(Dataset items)

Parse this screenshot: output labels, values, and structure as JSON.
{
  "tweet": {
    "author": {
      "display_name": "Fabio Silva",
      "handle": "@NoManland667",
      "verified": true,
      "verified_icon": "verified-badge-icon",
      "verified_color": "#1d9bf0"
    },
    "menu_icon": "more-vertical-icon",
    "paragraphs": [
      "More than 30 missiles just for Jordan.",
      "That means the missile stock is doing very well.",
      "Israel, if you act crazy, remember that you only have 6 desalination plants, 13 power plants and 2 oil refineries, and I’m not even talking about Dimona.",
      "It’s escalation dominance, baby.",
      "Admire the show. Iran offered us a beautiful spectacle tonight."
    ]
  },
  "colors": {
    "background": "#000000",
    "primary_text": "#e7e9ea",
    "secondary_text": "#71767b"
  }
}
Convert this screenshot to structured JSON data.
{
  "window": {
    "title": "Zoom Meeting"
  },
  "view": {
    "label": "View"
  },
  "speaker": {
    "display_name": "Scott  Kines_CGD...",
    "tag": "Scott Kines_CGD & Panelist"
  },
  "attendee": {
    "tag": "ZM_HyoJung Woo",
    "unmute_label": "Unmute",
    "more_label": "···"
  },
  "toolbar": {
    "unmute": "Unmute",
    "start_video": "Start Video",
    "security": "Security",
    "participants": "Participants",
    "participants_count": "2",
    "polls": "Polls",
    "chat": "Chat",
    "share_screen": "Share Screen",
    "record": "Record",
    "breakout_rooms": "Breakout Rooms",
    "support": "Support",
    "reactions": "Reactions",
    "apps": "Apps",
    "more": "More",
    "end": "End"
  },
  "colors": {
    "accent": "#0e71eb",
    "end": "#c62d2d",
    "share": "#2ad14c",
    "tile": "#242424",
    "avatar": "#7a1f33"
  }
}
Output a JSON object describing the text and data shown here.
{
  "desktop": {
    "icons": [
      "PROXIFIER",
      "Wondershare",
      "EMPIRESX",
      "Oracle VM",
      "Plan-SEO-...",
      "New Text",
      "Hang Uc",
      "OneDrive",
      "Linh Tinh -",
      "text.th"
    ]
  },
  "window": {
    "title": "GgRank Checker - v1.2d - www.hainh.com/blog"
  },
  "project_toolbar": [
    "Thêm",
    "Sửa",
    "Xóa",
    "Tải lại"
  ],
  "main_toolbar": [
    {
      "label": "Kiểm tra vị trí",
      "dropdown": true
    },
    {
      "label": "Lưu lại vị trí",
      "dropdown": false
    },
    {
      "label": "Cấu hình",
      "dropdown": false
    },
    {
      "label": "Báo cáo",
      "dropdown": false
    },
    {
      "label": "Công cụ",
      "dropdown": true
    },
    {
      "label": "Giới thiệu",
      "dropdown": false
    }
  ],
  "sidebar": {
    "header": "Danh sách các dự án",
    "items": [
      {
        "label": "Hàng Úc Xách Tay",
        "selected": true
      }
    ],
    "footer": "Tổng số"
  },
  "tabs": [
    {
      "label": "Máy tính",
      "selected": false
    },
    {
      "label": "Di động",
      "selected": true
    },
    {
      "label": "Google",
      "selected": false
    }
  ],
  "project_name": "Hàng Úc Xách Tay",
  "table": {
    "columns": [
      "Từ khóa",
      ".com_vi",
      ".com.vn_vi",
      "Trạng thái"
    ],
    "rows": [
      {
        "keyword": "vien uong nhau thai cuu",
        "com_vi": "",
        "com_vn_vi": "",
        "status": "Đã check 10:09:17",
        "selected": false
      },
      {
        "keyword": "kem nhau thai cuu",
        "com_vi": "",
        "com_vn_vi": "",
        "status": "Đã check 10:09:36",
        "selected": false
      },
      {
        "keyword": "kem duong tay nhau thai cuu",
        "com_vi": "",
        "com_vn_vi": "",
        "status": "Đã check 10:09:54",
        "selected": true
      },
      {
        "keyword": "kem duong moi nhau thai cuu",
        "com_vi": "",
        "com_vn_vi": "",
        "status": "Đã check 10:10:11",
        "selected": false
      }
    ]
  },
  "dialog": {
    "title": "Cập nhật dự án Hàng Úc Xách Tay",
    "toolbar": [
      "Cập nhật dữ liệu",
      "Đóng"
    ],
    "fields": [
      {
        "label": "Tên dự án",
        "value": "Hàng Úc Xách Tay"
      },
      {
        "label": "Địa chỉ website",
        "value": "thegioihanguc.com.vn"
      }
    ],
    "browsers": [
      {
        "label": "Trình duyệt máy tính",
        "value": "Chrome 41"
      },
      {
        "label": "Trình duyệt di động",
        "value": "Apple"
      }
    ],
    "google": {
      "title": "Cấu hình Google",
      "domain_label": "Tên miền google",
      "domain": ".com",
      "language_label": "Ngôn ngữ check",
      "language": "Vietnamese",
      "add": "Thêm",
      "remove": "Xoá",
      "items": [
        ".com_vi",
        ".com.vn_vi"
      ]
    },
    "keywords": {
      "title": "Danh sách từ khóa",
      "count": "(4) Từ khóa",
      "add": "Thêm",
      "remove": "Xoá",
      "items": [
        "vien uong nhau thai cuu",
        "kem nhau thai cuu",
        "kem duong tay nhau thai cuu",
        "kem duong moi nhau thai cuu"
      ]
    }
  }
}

Task details:
Output every record above exactly as it appears.

Response to this task:
Parse this screenshot: output labels, values, and structure as JSON.
{
  "tweet": {
    "author": {
      "display_name": "Fabio Silva",
      "handle": "@NoManland667",
      "verified": true,
      "verified_icon": "verified-badge-icon",
      "verified_color": "#1d9bf0"
    },
    "menu_icon": "more-vertical-icon",
    "paragraphs": [
      "More than 30 missiles just for Jordan.",
      "That means the missile stock is doing very well.",
      "Israel, if you act crazy, remember that you only have 6 desalination plants, 13 power plants and 2 oil refineries, and I’m not even talking about Dimona.",
      "It’s escalation dominance, baby.",
      "Admire the show. Iran offered us a beautiful spectacle tonight."
    ]
  },
  "colors": {
    "background": "#000000",
    "primary_text": "#e7e9ea",
    "secondary_text": "#71767b"
  }
}
Convert this screenshot to structured JSON data.
{
  "window": {
    "title": "Zoom Meeting"
  },
  "view": {
    "label": "View"
  },
  "speaker": {
    "display_name": "Scott  Kines_CGD...",
    "tag": "Scott Kines_CGD & Panelist"
  },
  "attendee": {
    "tag": "ZM_HyoJung Woo",
    "unmute_label": "Unmute",
    "more_label": "···"
  },
  "toolbar": {
    "unmute": "Unmute",
    "start_video": "Start Video",
    "security": "Security",
    "participants": "Participants",
    "participants_count": "2",
    "polls": "Polls",
    "chat": "Chat",
    "share_screen": "Share Screen",
    "record": "Record",
    "breakout_rooms": "Breakout Rooms",
    "support": "Support",
    "reactions": "Reactions",
    "apps": "Apps",
    "more": "More",
    "end": "End"
  },
  "colors": {
    "accent": "#0e71eb",
    "end": "#c62d2d",
    "share": "#2ad14c",
    "tile": "#242424",
    "avatar": "#7a1f33"
  }
}
Output a JSON object describing the text and data shown here.
{
  "desktop": {
    "icons": [
      "PROXIFIER",
      "Wondershare",
      "EMPIRESX",
      "Oracle VM",
      "Plan-SEO-...",
      "New Text",
      "Hang Uc",
      "OneDrive",
      "Linh Tinh -",
      "text.th"
    ]
  },
  "window": {
    "title": "GgRank Checker - v1.2d - www.hainh.com/blog"
  },
  "project_toolbar": [
    "Thêm",
    "Sửa",
    "Xóa",
    "Tải lại"
  ],
  "main_toolbar": [
    {
      "label": "Kiểm tra vị trí",
      "dropdown": true
    },
    {
      "label": "Lưu lại vị trí",
      "dropdown": false
    },
    {
      "label": "Cấu hình",
      "dropdown": false
    },
    {
      "label": "Báo cáo",
      "dropdown": false
    },
    {
      "label": "Công cụ",
      "dropdown": true
    },
    {
      "label": "Giới thiệu",
      "dropdown": false
    }
  ],
  "sidebar": {
    "header": "Danh sách các dự án",
    "items": [
      {
        "label": "Hàng Úc Xách Tay",
        "selected": true
      }
    ],
    "footer": "Tổng số"
  },
  "tabs": [
    {
      "label": "Máy tính",
      "selected": false
    },
    {
      "label": "Di động",
      "selected": true
    },
    {
      "label": "Google",
      "selected": false
    }
  ],
  "project_name": "Hàng Úc Xách Tay",
  "table": {
    "columns": [
      "Từ khóa",
      ".com_vi",
      ".com.vn_vi",
      "Trạng thái"
    ],
    "rows": [
      {
        "keyword": "vien uong nhau thai cuu",
        "com_vi": "",
        "com_vn_vi": "",
        "status": "Đã check 10:09:17",
        "selected": false
      },
      {
        "keyword": "kem nhau thai cuu",
        "com_vi": "",
        "com_vn_vi": "",
        "status": "Đã check 10:09:36",
        "selected": false
      },
      {
        "keyword": "kem duong tay nhau thai cuu",
        "com_vi": "",
        "com_vn_vi": "",
        "status": "Đã check 10:09:54",
        "selected": true
      },
      {
        "keyword": "kem duong moi nhau thai cuu",
        "com_vi": "",
        "com_vn_vi": "",
        "status": "Đã check 10:10:11",
        "selected": false
      }
    ]
  },
  "dialog": {
    "title": "Cập nhật dự án Hàng Úc Xách Tay",
    "toolbar": [
      "Cập nhật dữ liệu",
      "Đóng"
    ],
    "fields": [
      {
        "label": "Tên dự án",
        "value": "Hàng Úc Xách Tay"
      },
      {
        "label": "Địa chỉ website",
        "value": "thegioihanguc.com.vn"
      }
    ],
    "browsers": [
      {
        "label": "Trình duyệt máy tính",
        "value": "Chrome 41"
      },
      {
        "label": "Trình duyệt di động",
        "value": "Apple"
      }
    ],
    "google": {
      "title": "Cấu hình Google",
      "domain_label": "Tên miền google",
      "domain": ".com",
      "language_label": "Ngôn ngữ check",
      "language": "Vietnamese",
      "add": "Thêm",
      "remove": "Xoá",
      "items": [
        ".com_vi",
        ".com.vn_vi"
      ]
    },
    "keywords": {
      "title": "Danh sách từ khóa",
      "count": "(4) Từ khóa",
      "add": "Thêm",
      "remove": "Xoá",
      "items": [
        "vien uong nhau thai cuu",
        "kem nhau thai cuu",
        "kem duong tay nhau thai cuu",
        "kem duong moi nhau thai cuu"
      ]
    }
  }
}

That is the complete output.